Records contained in a dataset
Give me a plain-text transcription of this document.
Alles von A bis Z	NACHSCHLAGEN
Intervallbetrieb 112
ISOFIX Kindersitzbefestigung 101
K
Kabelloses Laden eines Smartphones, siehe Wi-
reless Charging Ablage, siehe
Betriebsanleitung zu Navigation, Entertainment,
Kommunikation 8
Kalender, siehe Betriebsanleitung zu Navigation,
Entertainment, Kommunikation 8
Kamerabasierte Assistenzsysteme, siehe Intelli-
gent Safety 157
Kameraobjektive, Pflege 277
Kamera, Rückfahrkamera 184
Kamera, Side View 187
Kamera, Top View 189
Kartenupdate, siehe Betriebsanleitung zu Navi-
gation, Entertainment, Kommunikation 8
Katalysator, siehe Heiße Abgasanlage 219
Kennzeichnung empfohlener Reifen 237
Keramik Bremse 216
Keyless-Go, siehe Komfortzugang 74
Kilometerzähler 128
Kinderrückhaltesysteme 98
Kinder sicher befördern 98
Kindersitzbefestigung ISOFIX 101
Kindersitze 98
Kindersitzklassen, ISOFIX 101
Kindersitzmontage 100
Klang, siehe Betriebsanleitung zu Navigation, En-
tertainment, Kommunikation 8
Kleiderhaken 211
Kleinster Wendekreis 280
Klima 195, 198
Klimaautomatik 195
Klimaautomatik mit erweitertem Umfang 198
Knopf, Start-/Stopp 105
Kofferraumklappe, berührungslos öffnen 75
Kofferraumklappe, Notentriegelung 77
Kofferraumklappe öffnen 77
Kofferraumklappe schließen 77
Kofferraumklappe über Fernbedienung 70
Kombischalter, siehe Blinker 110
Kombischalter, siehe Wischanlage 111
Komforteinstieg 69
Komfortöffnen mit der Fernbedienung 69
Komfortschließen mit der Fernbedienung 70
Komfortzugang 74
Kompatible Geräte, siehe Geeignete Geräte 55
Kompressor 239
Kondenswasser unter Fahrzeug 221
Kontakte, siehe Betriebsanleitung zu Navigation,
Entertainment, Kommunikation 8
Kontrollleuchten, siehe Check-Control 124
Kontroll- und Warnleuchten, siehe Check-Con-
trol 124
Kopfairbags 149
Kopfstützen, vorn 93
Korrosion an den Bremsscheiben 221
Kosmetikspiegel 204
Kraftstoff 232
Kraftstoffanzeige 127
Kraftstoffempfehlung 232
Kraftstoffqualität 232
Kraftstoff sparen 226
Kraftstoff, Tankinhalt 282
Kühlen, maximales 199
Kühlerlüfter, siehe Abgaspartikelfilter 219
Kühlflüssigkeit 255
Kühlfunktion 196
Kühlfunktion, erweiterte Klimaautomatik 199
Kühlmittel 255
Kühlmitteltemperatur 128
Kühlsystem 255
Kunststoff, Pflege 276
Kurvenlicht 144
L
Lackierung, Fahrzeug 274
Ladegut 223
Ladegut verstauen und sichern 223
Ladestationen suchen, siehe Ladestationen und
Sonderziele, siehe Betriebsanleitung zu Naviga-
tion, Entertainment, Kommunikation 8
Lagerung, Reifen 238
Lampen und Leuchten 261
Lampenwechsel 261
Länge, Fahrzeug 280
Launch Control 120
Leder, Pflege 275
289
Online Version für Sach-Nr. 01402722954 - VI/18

• Task details
All of the entries above should be written out again exactly.

• Correct answer
Give me a plain-text transcription of this document.
Alles von A bis Z	NACHSCHLAGEN
Intervallbetrieb 112
ISOFIX Kindersitzbefestigung 101
K
Kabelloses Laden eines Smartphones, siehe Wi-
reless Charging Ablage, siehe
Betriebsanleitung zu Navigation, Entertainment,
Kommunikation 8
Kalender, siehe Betriebsanleitung zu Navigation,
Entertainment, Kommunikation 8
Kamerabasierte Assistenzsysteme, siehe Intelli-
gent Safety 157
Kameraobjektive, Pflege 277
Kamera, Rückfahrkamera 184
Kamera, Side View 187
Kamera, Top View 189
Kartenupdate, siehe Betriebsanleitung zu Navi-
gation, Entertainment, Kommunikation 8
Katalysator, siehe Heiße Abgasanlage 219
Kennzeichnung empfohlener Reifen 237
Keramik Bremse 216
Keyless-Go, siehe Komfortzugang 74
Kilometerzähler 128
Kinderrückhaltesysteme 98
Kinder sicher befördern 98
Kindersitzbefestigung ISOFIX 101
Kindersitze 98
Kindersitzklassen, ISOFIX 101
Kindersitzmontage 100
Klang, siehe Betriebsanleitung zu Navigation, En-
tertainment, Kommunikation 8
Kleiderhaken 211
Kleinster Wendekreis 280
Klima 195, 198
Klimaautomatik 195
Klimaautomatik mit erweitertem Umfang 198
Knopf, Start-/Stopp 105
Kofferraumklappe, berührungslos öffnen 75
Kofferraumklappe, Notentriegelung 77
Kofferraumklappe öffnen 77
Kofferraumklappe schließen 77
Kofferraumklappe über Fernbedienung 70
Kombischalter, siehe Blinker 110
Kombischalter, siehe Wischanlage 111
Komforteinstieg 69
Komfortöffnen mit der Fernbedienung 69
Komfortschließen mit der Fernbedienung 70
Komfortzugang 74
Kompatible Geräte, siehe Geeignete Geräte 55
Kompressor 239
Kondenswasser unter Fahrzeug 221
Kontakte, siehe Betriebsanleitung zu Navigation,
Entertainment, Kommunikation 8
Kontrollleuchten, siehe Check-Control 124
Kontroll- und Warnleuchten, siehe Check-Con-
trol 124
Kopfairbags 149
Kopfstützen, vorn 93
Korrosion an den Bremsscheiben 221
Kosmetikspiegel 204
Kraftstoff 232
Kraftstoffanzeige 127
Kraftstoffempfehlung 232
Kraftstoffqualität 232
Kraftstoff sparen 226
Kraftstoff, Tankinhalt 282
Kühlen, maximales 199
Kühlerlüfter, siehe Abgaspartikelfilter 219
Kühlflüssigkeit 255
Kühlfunktion 196
Kühlfunktion, erweiterte Klimaautomatik 199
Kühlmittel 255
Kühlmitteltemperatur 128
Kühlsystem 255
Kunststoff, Pflege 276
Kurvenlicht 144
L
Lackierung, Fahrzeug 274
Ladegut 223
Ladegut verstauen und sichern 223
Ladestationen suchen, siehe Ladestationen und
Sonderziele, siehe Betriebsanleitung zu Naviga-
tion, Entertainment, Kommunikation 8
Lagerung, Reifen 238
Lampen und Leuchten 261
Lampenwechsel 261
Länge, Fahrzeug 280
Launch Control 120
Leder, Pflege 275
289
Online Version für Sach-Nr. 01402722954 - VI/18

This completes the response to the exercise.